_TASKS TO CARRY OUT:_
a) In the passage on food and immigrant identity, what did the organizers of the Peace Meal Kitchen do with most of the profits?
b) Write the next part of the passage on food and immigrant identity, picking up after its final sentence.

_SUPPLIED PASSAGE:_
I’m at a loss. I have no idea what it was like for my ancestors. I could not begin to imagine giving up my entire way of life and risking it on an opportunity for a potentially better one. It must have been terrifying when my great-grandfather left Italy on his own, not knowing what the future would hold. I’m grateful for my ancestors, I’m grateful to live in the land of the free. And I can only imagine the hardship that new immigrants to this country continue to experience.
Although my grasp of the Italian language may be missing, I know I can still rely on food to cultivate my identity. My parents have taught me how to make a mean red sauce, and will one day help me conquer the seven fishes. I feel lucky not to have to rely on faux Italian restaurants, of someone else’s history, or someone else’s appropriation, to feel connected with my history. Instead, I have grown my identity through replications and adaptations of my family’s recipes. In today’s world where identity is fluid, food is a valuable connector and enricher of identity.(11)
Food prevails because it is silent, it can be preserved behind closed doors, and is, well, delicious.
I’d even go so far as to argue that food is more accepted in America than the people who make it. Although Americans indicate the love of Italian, Mexican, and Thai food,(12) the opinion has not quite translated to our immigration policies. We can only take comfort in knowing that food will remain a means of advocacy for immigrant groups. Mana Heshmati, for example, opened a pop-up series called the “Peace Meal Kitchen,” protesting Trump from Detroit, serving 1 dish at a time in protest of the travel ban.(13) After selling out of delicious food in two hours, the organizers donated most of the profits to Michigan’s ACLU.
Economically, it has been said,(14) again(15) and again,(16) that “immigrants make American food great.”(17) This is a topic chef David Chang explores in his documentary Ugly Delicious.(18) Further, American cities can attribute a great deal of financial success (beyond the restaurant industry) to their immigrant populations. Currently 60% of Miami’s workforce is made up of foreign-born people, and in Chicago, San Diego, San Francisco, Los Angeles, San Jose, and Silicon Valley they range from 26% - 47%.(19) The Comptroller of New York also recently issued a report, Our Immigrant Population Helps Power NYC Economy,(20) to financially make the case for immigrants, flagging “roughly half of all workers in core New York City sectors,” technology, financial analysis, entertainment, and medical, are foreign-born.(21) Further proving that “when immigrants are threatened… our entire City pays a costly price.”

_SUPPLIED DATA:_
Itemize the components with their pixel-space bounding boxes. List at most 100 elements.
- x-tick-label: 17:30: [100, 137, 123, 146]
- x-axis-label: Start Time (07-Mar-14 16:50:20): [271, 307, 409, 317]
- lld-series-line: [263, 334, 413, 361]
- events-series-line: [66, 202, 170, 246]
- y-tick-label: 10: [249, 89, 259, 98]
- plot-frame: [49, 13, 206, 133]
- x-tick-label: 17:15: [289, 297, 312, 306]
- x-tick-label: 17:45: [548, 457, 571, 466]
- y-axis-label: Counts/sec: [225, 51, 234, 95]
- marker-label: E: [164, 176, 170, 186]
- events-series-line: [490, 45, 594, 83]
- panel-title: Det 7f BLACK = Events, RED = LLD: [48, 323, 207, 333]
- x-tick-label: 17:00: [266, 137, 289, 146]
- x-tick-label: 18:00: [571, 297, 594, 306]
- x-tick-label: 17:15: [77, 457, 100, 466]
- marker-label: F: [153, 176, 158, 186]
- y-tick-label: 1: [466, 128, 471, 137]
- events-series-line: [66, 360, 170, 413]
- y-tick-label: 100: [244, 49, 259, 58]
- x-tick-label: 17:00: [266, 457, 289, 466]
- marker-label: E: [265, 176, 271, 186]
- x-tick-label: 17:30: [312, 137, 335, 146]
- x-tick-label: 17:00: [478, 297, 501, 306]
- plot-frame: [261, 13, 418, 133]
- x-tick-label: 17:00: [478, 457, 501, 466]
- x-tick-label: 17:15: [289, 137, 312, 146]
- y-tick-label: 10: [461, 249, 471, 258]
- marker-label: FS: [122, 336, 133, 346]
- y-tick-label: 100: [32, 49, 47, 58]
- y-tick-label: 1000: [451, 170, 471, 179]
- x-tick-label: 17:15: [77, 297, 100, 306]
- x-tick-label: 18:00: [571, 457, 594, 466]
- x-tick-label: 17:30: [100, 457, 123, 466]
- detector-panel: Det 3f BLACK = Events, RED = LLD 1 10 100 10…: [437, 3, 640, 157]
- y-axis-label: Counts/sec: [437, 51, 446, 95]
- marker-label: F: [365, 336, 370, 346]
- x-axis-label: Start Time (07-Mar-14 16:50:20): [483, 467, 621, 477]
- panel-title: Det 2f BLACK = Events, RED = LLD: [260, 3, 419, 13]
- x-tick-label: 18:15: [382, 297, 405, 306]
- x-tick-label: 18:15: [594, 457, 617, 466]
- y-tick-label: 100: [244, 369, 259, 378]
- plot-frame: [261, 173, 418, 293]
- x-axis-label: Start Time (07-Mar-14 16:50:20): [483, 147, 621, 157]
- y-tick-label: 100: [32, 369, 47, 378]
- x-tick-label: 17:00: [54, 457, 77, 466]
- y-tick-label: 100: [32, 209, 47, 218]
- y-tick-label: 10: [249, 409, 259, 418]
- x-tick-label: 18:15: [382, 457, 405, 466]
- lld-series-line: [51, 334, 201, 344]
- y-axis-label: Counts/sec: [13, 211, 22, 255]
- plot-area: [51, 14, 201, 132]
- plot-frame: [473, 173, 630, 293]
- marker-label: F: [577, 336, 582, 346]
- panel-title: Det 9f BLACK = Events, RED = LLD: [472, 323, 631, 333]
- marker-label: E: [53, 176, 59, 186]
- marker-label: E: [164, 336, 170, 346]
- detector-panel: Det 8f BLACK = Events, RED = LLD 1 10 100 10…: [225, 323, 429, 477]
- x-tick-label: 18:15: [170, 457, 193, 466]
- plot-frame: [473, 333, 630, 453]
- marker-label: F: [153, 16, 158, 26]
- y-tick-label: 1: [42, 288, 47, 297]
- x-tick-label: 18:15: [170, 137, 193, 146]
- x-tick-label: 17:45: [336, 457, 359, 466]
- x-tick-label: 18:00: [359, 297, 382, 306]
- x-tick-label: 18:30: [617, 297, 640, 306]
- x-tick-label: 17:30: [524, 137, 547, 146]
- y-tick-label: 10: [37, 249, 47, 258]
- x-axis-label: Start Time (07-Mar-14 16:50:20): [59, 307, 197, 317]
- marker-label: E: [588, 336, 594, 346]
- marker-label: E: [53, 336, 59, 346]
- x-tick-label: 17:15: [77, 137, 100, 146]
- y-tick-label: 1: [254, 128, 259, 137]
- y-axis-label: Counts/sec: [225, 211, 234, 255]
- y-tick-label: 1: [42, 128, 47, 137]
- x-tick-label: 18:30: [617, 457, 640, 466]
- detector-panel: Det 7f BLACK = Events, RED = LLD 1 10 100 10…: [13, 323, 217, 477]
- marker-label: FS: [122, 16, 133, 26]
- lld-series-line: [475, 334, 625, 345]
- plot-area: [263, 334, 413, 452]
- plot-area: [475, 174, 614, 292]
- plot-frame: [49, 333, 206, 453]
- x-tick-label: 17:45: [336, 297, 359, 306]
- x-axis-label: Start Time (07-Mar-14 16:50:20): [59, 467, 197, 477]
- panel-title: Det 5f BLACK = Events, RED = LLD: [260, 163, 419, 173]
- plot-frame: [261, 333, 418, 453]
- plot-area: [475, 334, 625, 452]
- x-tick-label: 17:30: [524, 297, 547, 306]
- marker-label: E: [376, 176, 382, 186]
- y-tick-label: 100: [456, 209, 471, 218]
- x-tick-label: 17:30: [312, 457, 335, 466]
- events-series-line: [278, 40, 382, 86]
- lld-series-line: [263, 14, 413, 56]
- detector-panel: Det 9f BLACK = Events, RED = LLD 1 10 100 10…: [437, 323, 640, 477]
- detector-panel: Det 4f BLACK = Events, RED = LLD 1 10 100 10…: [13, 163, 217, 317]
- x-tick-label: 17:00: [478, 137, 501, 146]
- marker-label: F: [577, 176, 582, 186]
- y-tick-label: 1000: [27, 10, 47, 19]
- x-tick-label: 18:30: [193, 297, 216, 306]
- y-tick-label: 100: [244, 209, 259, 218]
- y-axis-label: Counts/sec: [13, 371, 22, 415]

_NUMBERED ANSWERS:_
a) They donated most of the profits to Michigan's ACLU.

b)
However, it is not just up to the economy to value the immigrant. It is not just up to the immigrant to welcome the immigrant. It is up to all of us, especially if you identify as being American. If you are American, you most likely exist in America because of your family’s migration to America.
The notion of acceptance and safety is what makes New York such an incredible place. That feeling of walking down the street and being 100% comfortable in your own skin. This is persistent when I travel to other highly diverse places. Doesn’t everyone deserve that comfort?
There is richness in diversity, in traditions and preservations, this means prolonged cultural identity. There is value to differences – it provides us all with an endless opportunity to share and learn and appreciate one another. Imagine if we were all the same, and our differences were scrubbed away. Or, imagine if you ate the same exact meal every day for the rest of your life. Boring? Limited nutrition value? Totally.(22) Spoiler: diversity is how we collectively thrive.